===== DATA SUPPLIED =====

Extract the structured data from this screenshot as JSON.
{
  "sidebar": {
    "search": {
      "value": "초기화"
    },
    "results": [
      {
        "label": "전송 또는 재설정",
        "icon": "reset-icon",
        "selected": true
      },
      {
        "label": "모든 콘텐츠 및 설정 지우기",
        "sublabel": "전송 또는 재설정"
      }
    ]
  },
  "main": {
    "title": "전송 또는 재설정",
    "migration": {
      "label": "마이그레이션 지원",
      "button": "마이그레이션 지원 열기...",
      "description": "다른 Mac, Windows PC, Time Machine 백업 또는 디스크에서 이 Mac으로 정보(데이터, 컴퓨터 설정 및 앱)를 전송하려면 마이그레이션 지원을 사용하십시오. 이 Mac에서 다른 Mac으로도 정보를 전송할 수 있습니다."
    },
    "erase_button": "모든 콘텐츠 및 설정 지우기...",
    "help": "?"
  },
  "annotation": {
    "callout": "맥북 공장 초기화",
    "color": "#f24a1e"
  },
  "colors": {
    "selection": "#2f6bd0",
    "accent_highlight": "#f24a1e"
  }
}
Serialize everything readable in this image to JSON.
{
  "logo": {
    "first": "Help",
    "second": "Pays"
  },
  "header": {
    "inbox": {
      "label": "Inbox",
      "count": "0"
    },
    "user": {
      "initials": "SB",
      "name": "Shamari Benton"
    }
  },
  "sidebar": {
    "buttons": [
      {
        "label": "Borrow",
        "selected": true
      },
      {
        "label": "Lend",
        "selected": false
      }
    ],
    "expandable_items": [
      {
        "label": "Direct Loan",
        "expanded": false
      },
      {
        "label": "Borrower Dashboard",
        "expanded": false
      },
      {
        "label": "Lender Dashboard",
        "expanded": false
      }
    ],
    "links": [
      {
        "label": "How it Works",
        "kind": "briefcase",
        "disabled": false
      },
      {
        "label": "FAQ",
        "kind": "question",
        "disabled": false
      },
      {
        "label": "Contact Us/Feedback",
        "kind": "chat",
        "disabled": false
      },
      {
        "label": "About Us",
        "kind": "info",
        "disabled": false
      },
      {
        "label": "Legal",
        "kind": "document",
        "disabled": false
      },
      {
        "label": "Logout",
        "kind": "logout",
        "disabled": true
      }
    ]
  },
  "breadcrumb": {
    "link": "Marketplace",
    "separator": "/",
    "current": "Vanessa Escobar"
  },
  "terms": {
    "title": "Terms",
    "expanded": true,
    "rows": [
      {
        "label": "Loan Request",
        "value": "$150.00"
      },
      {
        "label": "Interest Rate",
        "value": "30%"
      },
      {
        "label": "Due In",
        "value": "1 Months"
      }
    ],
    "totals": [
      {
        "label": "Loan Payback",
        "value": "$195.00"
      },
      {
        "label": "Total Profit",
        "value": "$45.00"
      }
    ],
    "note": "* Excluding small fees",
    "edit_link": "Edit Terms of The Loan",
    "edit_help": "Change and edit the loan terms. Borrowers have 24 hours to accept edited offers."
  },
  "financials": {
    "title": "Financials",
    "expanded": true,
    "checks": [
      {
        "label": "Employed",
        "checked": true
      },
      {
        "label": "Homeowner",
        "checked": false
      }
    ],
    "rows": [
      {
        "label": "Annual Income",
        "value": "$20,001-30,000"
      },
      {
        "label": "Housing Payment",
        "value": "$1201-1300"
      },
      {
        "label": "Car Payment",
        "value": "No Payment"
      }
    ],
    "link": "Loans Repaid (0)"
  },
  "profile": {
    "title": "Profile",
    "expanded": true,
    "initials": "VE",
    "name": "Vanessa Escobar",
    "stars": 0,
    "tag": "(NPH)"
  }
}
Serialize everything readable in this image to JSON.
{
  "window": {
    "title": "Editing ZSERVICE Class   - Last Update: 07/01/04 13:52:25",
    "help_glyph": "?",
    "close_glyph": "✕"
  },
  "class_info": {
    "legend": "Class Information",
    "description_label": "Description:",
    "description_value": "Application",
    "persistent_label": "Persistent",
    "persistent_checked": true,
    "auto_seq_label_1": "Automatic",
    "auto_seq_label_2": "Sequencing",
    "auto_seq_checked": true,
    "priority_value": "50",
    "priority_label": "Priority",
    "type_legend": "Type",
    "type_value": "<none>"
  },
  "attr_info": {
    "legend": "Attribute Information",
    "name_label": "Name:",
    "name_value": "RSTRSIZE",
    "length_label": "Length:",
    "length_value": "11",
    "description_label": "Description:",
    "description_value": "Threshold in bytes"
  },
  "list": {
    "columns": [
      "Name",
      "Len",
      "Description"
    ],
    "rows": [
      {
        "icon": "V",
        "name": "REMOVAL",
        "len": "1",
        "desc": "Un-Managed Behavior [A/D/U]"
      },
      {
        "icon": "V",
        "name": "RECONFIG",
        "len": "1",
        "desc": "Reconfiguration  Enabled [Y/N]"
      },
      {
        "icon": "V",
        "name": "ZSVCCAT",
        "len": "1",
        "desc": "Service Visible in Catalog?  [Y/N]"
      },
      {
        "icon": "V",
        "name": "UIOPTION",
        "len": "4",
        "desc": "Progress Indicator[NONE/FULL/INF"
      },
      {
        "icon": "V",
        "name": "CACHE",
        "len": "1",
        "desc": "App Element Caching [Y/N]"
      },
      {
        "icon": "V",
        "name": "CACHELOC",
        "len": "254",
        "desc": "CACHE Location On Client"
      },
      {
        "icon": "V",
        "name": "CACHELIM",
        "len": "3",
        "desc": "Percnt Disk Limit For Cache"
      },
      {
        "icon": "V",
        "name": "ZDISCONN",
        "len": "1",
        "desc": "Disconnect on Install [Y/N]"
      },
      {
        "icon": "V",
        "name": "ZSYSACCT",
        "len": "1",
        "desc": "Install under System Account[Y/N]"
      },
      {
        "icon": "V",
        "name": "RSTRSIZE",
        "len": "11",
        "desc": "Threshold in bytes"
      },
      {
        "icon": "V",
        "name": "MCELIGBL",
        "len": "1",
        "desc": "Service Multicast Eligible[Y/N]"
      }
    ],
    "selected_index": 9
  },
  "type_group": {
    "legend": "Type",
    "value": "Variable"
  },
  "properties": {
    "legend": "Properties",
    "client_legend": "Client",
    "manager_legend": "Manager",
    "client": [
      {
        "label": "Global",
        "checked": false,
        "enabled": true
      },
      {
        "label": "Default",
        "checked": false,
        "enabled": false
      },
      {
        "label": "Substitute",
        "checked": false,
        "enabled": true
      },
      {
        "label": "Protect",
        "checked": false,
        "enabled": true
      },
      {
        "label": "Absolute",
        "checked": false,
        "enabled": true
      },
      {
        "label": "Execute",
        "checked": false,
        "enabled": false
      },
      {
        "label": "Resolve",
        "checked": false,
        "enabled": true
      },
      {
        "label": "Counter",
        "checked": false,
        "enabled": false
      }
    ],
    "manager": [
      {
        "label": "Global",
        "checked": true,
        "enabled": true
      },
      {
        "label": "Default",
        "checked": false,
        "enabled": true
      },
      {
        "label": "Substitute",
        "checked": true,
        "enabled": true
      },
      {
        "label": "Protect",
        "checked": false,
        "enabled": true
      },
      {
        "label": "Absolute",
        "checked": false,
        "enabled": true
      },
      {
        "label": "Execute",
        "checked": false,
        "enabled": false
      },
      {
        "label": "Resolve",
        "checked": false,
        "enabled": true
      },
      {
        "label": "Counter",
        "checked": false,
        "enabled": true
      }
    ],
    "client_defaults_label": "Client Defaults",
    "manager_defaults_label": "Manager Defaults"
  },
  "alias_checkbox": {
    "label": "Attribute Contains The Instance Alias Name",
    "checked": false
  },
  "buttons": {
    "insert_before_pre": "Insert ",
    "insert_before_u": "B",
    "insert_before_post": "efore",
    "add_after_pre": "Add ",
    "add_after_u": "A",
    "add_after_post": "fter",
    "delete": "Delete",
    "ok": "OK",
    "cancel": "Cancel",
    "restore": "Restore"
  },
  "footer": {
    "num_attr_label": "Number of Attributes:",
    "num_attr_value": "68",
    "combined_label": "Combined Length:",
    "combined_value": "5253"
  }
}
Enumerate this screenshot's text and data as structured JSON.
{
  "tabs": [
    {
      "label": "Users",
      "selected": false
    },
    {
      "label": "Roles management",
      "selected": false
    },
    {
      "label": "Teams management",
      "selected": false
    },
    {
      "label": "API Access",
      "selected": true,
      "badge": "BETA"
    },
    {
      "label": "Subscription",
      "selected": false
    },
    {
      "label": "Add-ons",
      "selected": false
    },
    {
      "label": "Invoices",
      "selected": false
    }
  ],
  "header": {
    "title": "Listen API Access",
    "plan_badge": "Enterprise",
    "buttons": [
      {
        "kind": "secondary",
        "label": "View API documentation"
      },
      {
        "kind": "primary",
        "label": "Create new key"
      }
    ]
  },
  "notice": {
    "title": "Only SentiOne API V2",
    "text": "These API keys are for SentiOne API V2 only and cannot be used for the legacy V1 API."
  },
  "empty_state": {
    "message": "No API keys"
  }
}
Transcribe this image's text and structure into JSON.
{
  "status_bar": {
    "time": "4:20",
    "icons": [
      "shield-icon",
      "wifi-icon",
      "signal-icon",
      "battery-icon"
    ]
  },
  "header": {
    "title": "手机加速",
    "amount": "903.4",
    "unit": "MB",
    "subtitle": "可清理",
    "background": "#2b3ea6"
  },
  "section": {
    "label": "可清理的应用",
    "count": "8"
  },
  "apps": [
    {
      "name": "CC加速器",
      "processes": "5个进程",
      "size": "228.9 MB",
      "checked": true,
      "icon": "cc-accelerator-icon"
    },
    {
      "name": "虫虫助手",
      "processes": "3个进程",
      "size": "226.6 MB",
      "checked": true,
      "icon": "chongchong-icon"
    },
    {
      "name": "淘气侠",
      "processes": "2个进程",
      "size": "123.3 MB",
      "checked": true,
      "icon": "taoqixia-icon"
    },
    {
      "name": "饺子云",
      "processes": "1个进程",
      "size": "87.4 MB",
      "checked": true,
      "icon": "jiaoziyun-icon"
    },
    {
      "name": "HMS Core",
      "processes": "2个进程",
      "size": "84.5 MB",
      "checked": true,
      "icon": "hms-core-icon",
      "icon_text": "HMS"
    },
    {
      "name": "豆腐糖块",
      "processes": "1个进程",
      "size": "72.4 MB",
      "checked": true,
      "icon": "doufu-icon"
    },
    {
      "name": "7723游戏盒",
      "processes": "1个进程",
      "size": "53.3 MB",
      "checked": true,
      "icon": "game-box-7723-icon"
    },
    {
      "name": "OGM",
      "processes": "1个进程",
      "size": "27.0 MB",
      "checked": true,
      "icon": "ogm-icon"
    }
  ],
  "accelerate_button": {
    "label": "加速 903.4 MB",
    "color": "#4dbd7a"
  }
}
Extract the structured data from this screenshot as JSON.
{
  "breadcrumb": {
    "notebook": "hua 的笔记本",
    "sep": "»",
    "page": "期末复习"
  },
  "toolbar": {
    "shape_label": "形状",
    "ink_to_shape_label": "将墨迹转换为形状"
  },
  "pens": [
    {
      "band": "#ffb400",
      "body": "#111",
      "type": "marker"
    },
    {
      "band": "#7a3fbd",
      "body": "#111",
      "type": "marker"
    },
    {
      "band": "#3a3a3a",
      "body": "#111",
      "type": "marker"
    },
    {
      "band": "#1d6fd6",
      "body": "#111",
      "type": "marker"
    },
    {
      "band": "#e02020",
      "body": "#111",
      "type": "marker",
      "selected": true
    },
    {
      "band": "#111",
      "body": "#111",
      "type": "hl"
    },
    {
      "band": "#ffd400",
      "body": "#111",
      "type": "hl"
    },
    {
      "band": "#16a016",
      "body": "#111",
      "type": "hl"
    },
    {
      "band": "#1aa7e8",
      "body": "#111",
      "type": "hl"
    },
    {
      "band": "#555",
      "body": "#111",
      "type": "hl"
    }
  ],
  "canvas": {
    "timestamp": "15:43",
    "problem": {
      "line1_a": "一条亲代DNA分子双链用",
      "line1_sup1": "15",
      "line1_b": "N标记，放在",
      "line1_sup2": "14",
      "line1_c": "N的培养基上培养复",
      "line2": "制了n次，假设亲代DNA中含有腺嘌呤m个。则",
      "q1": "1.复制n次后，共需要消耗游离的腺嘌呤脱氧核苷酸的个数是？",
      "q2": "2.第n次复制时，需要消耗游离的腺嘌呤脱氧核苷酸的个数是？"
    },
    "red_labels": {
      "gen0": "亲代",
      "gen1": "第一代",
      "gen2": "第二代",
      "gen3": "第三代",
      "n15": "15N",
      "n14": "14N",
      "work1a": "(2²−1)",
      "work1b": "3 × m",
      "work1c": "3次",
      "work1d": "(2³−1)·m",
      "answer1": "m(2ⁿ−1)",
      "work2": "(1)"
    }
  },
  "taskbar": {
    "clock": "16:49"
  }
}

=====

In the records, locate each line holding the string "Dashboard" and copy it.

» **CORRECT RESPONSE**:
        "label": "Borrower Dashboard",
        "label": "Lender Dashboard",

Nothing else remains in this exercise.